= WHAT IS ASKED =
Scan the entries below. List each line with "anticipated".

= ENTRIES PROVIDED =
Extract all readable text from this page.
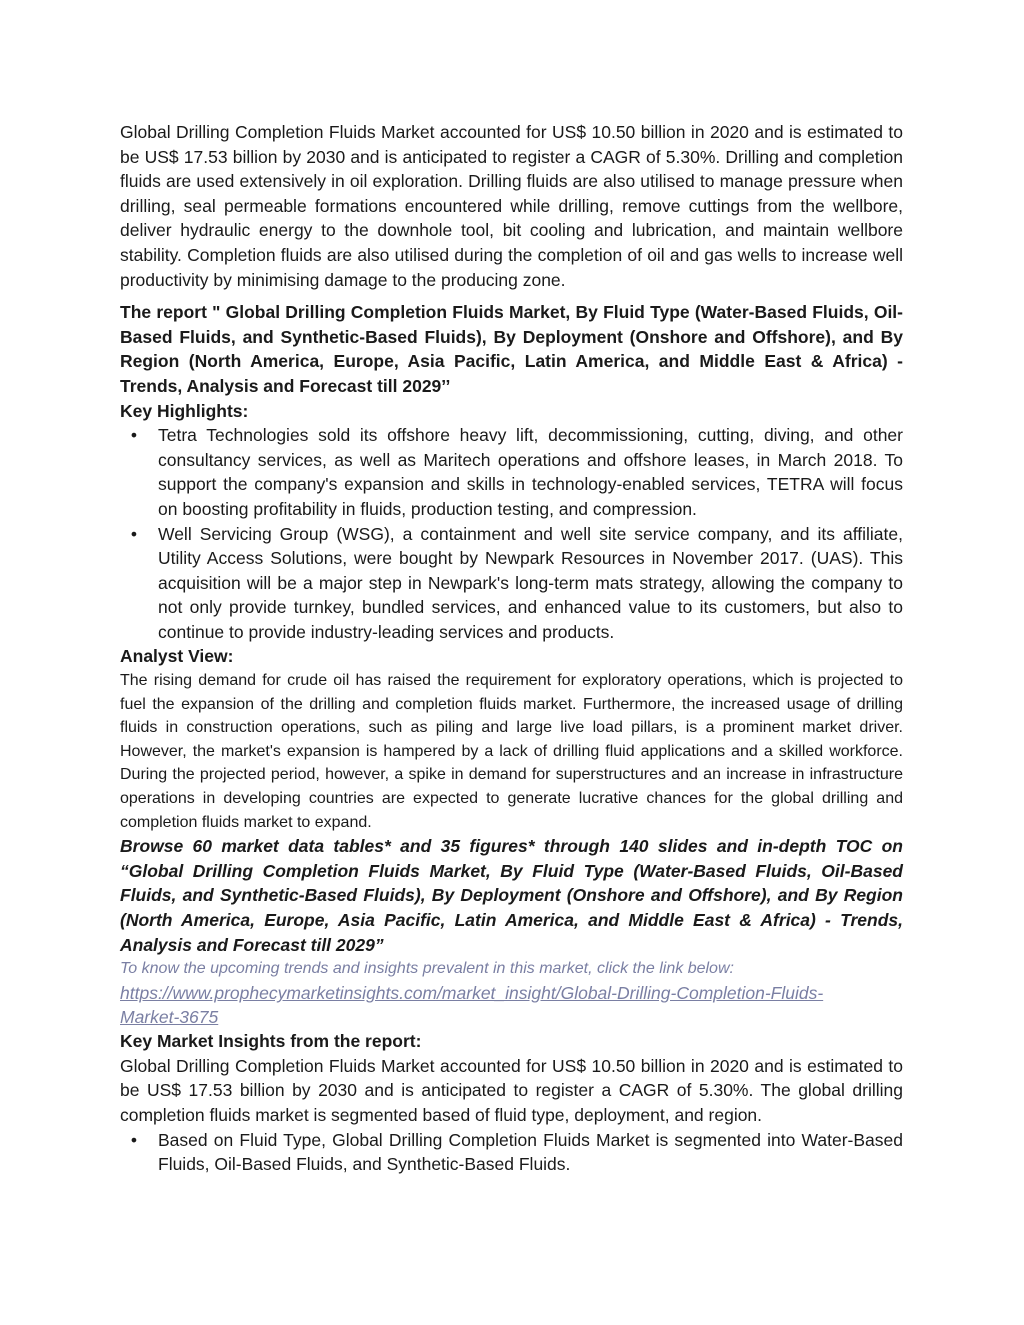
Global Drilling Completion Fluids Market accounted for US$ 10.50 billion in 2020 and is estimated to be US$ 17.53 billion by 2030 and is anticipated to register a CAGR of 5.30%. Drilling and completion fluids are used extensively in oil exploration. Drilling fluids are also utilised to manage pressure when drilling, seal permeable formations encountered while drilling, remove cuttings from the wellbore, deliver hydraulic energy to the downhole tool, bit cooling and lubrication, and maintain wellbore stability. Completion fluids are also utilised during the completion of oil and gas wells to increase well productivity by minimising damage to the producing zone.

The report " Global Drilling Completion Fluids Market, By Fluid Type (Water-Based Fluids, Oil-Based Fluids, and Synthetic-Based Fluids), By Deployment (Onshore and Offshore), and By Region (North America, Europe, Asia Pacific, Latin America, and Middle East & Africa) - Trends, Analysis and Forecast till 2029’’

Key Highlights:
• Tetra Technologies sold its offshore heavy lift, decommissioning, cutting, diving, and other consultancy services, as well as Maritech operations and offshore leases, in March 2018. To support the company's expansion and skills in technology-enabled services, TETRA will focus on boosting profitability in fluids, production testing, and compression.
• Well Servicing Group (WSG), a containment and well site service company, and its affiliate, Utility Access Solutions, were bought by Newpark Resources in November 2017. (UAS). This acquisition will be a major step in Newpark's long-term mats strategy, allowing the company to not only provide turnkey, bundled services, and enhanced value to its customers, but also to continue to provide industry-leading services and products.
Analyst View:

The rising demand for crude oil has raised the requirement for exploratory operations, which is projected to fuel the expansion of the drilling and completion fluids market. Furthermore, the increased usage of drilling fluids in construction operations, such as piling and large live load pillars, is a prominent market driver. However, the market's expansion is hampered by a lack of drilling fluid applications and a skilled workforce. During the projected period, however, a spike in demand for superstructures and an increase in infrastructure operations in developing countries are expected to generate lucrative chances for the global drilling and completion fluids market to expand.

Browse 60 market data tables* and 35 figures* through 140 slides and in-depth TOC on “Global Drilling Completion Fluids Market, By Fluid Type (Water-Based Fluids, Oil-Based Fluids, and Synthetic-Based Fluids), By Deployment (Onshore and Offshore), and By Region (North America, Europe, Asia Pacific, Latin America, and Middle East & Africa) - Trends, Analysis and Forecast till 2029”

To know the upcoming trends and insights prevalent in this market, click the link below:

https://www.prophecymarketinsights.com/market_insight/Global-Drilling-Completion-Fluids-
Market-3675
Key Market Insights from the report:

Global Drilling Completion Fluids Market accounted for US$ 10.50 billion in 2020 and is estimated to be US$ 17.53 billion by 2030 and is anticipated to register a CAGR of 5.30%. The global drilling completion fluids market is segmented based of fluid type, deployment, and region.

• Based on Fluid Type, Global Drilling Completion Fluids Market is segmented into Water-Based Fluids, Oil-Based Fluids, and Synthetic-Based Fluids.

= OUTPUT OF THE EXERCISE =
Global Drilling Completion Fluids Market accounted for US$ 10.50 billion in 2020 and is estimated to be US$ 17.53 billion by 2030 and is anticipated to register a CAGR of 5.30%. Drilling and completion fluids are used extensively in oil exploration. Drilling fluids are also utilised to manage pressure when drilling, seal permeable formations encountered while drilling, remove cuttings from the wellbore, deliver hydraulic energy to the downhole tool, bit cooling and lubrication, and maintain wellbore stability. Completion fluids are also utilised during the completion of oil and gas wells to increase well productivity by minimising damage to the producing zone.
Global Drilling Completion Fluids Market accounted for US$ 10.50 billion in 2020 and is estimated to be US$ 17.53 billion by 2030 and is anticipated to register a CAGR of 5.30%. The global drilling completion fluids market is segmented based of fluid type, deployment, and region.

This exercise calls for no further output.